Given data:
======

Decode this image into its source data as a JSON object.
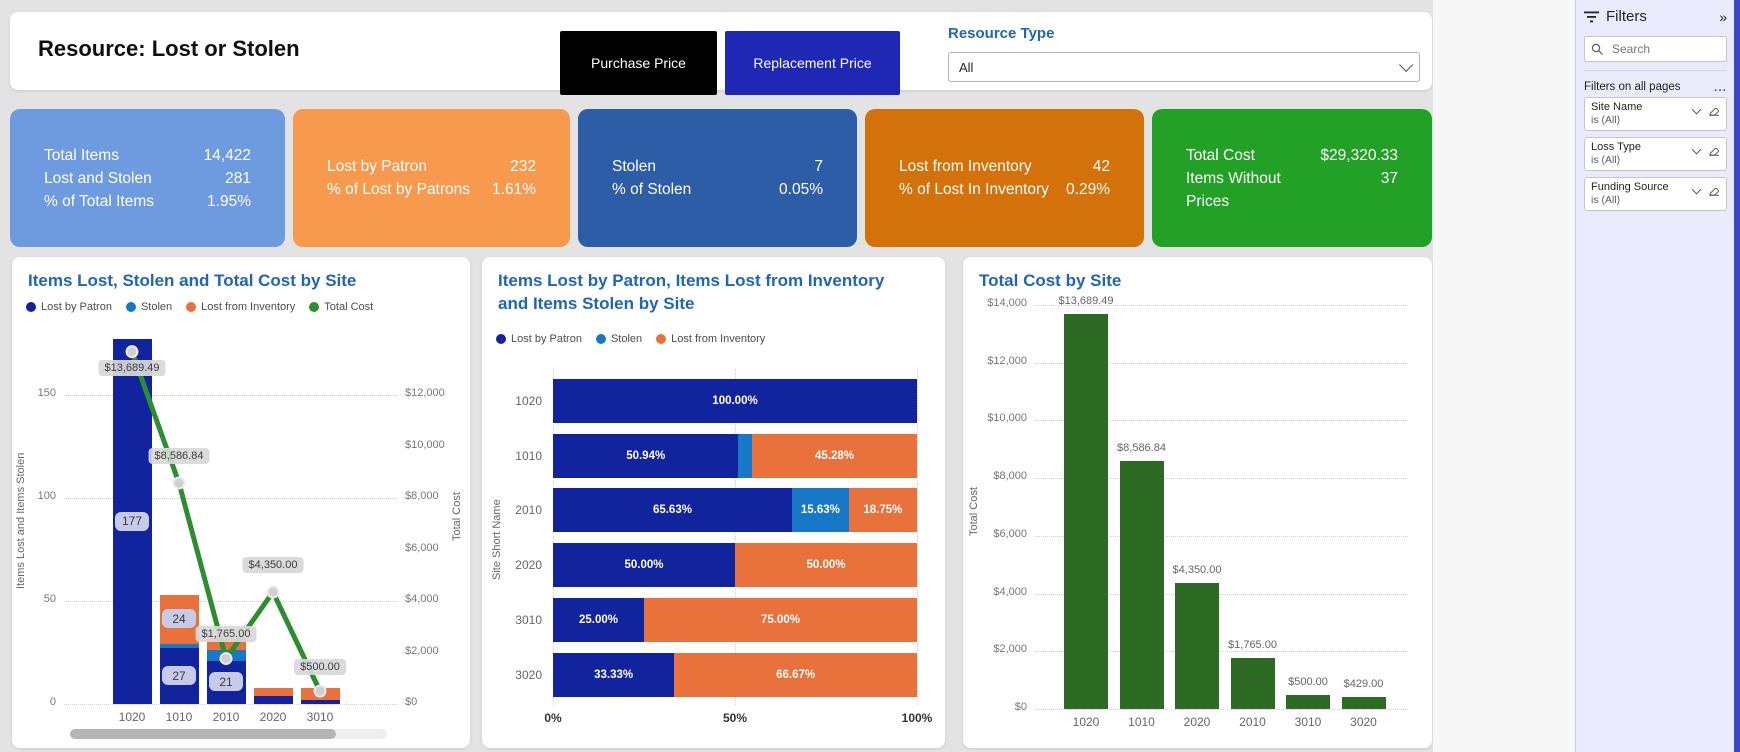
{
  "header": {
    "title": "Resource: Lost or Stolen",
    "buttons": [
      {
        "label": "Purchase Price",
        "bg": "#000000",
        "fg": "#ffffff"
      },
      {
        "label": "Replacement Price",
        "bg": "#1F27B5",
        "fg": "#ffffff"
      }
    ],
    "slicer": {
      "label": "Resource Type",
      "value": "All"
    }
  },
  "kpi_cards": [
    {
      "bg": "#6E9AE0",
      "rows": [
        {
          "label": "Total Items",
          "value": "14,422"
        },
        {
          "label": "Lost and Stolen",
          "value": "281"
        },
        {
          "label": "% of Total Items",
          "value": "1.95%"
        }
      ]
    },
    {
      "bg": "#F89A4D",
      "rows": [
        {
          "label": "Lost by Patron",
          "value": "232"
        },
        {
          "label": "% of Lost by Patrons",
          "value": "1.61%"
        }
      ]
    },
    {
      "bg": "#2D5DA6",
      "rows": [
        {
          "label": "Stolen",
          "value": "7"
        },
        {
          "label": "% of Stolen",
          "value": "0.05%"
        }
      ]
    },
    {
      "bg": "#D3720B",
      "rows": [
        {
          "label": "Lost from Inventory",
          "value": "42"
        },
        {
          "label": "% of Lost In Inventory",
          "value": "0.29%"
        }
      ]
    },
    {
      "bg": "#23A127",
      "rows": [
        {
          "label": "Total Cost",
          "value": "$29,320.33"
        },
        {
          "label": "Items Without Prices",
          "value": "37"
        }
      ]
    }
  ],
  "colors": {
    "navy": "#12239E",
    "stolen_blue": "#1778C8",
    "orange": "#E8713C",
    "line_green": "#2E8D2E",
    "bar_green": "#2D6A24",
    "title_blue": "#2066B2"
  },
  "chart_data": [
    {
      "type": "combo-stacked-bar-line",
      "title": "Items Lost, Stolen and Total Cost by Site",
      "categories": [
        "1020",
        "1010",
        "2010",
        "2020",
        "3010"
      ],
      "bar_series": [
        {
          "name": "Lost by Patron",
          "color": "navy",
          "values": [
            177,
            27,
            21,
            4,
            2
          ]
        },
        {
          "name": "Stolen",
          "color": "stolen_blue",
          "values": [
            0,
            2,
            5,
            0,
            0
          ]
        },
        {
          "name": "Lost from Inventory",
          "color": "orange",
          "values": [
            0,
            24,
            6,
            4,
            6
          ]
        }
      ],
      "line_series": {
        "name": "Total Cost",
        "color": "line_green",
        "values": [
          13689.49,
          8586.84,
          1765.0,
          4350.0,
          500.0
        ]
      },
      "left_axis": {
        "label": "Items Lost and Items Stolen",
        "ticks": [
          0,
          50,
          100,
          150
        ],
        "max": 178
      },
      "right_axis": {
        "label": "Total Cost",
        "ticks": [
          0,
          2000,
          4000,
          6000,
          8000,
          10000,
          12000
        ],
        "max": 14260
      },
      "legend_position": "top",
      "grid": true,
      "has_scrollbar": true
    },
    {
      "type": "stacked-bar-100",
      "title": "Items Lost by Patron, Items Lost from Inventory and Items Stolen by Site",
      "categories": [
        "1020",
        "1010",
        "2010",
        "2020",
        "3010",
        "3020"
      ],
      "series": [
        {
          "name": "Lost by Patron",
          "color": "navy",
          "values": [
            100,
            50.94,
            65.63,
            50.0,
            25.0,
            33.33
          ]
        },
        {
          "name": "Stolen",
          "color": "stolen_blue",
          "values": [
            0,
            3.77,
            15.63,
            0,
            0,
            0
          ]
        },
        {
          "name": "Lost from Inventory",
          "color": "orange",
          "values": [
            0,
            45.28,
            18.75,
            50.0,
            75.0,
            66.67
          ]
        }
      ],
      "x_ticks": [
        "0%",
        "50%",
        "100%"
      ],
      "y_axis_label": "Site Short Name",
      "legend_position": "top",
      "grid": true
    },
    {
      "type": "bar",
      "title": "Total Cost by Site",
      "categories": [
        "1020",
        "1010",
        "2020",
        "2010",
        "3010",
        "3020"
      ],
      "values": [
        13689.49,
        8586.84,
        4350.0,
        1765.0,
        500.0,
        429.0
      ],
      "ylabel": "Total Cost",
      "y_ticks": [
        0,
        2000,
        4000,
        6000,
        8000,
        10000,
        12000,
        14000
      ],
      "ylim": [
        0,
        14000
      ],
      "bar_color": "bar_green",
      "grid": true
    }
  ],
  "filters_panel": {
    "title": "Filters",
    "search_placeholder": "Search",
    "section_title": "Filters on all pages",
    "more_options": "...",
    "filters": [
      {
        "name": "Site Name",
        "condition": "is (All)"
      },
      {
        "name": "Loss Type",
        "condition": "is (All)"
      },
      {
        "name": "Funding Source",
        "condition": "is (All)"
      }
    ]
  }
}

======

Goal: Review the preceding data and report every line that includes the string "Total".

Task solution:
          "label": "Total Items",
          "label": "% of Total Items",
          "label": "Total Cost",
      "title": "Items Lost, Stolen and Total Cost by Site",
        "name": "Total Cost",
        "label": "Total Cost",
      "title": "Total Cost by Site",
      "ylabel": "Total Cost",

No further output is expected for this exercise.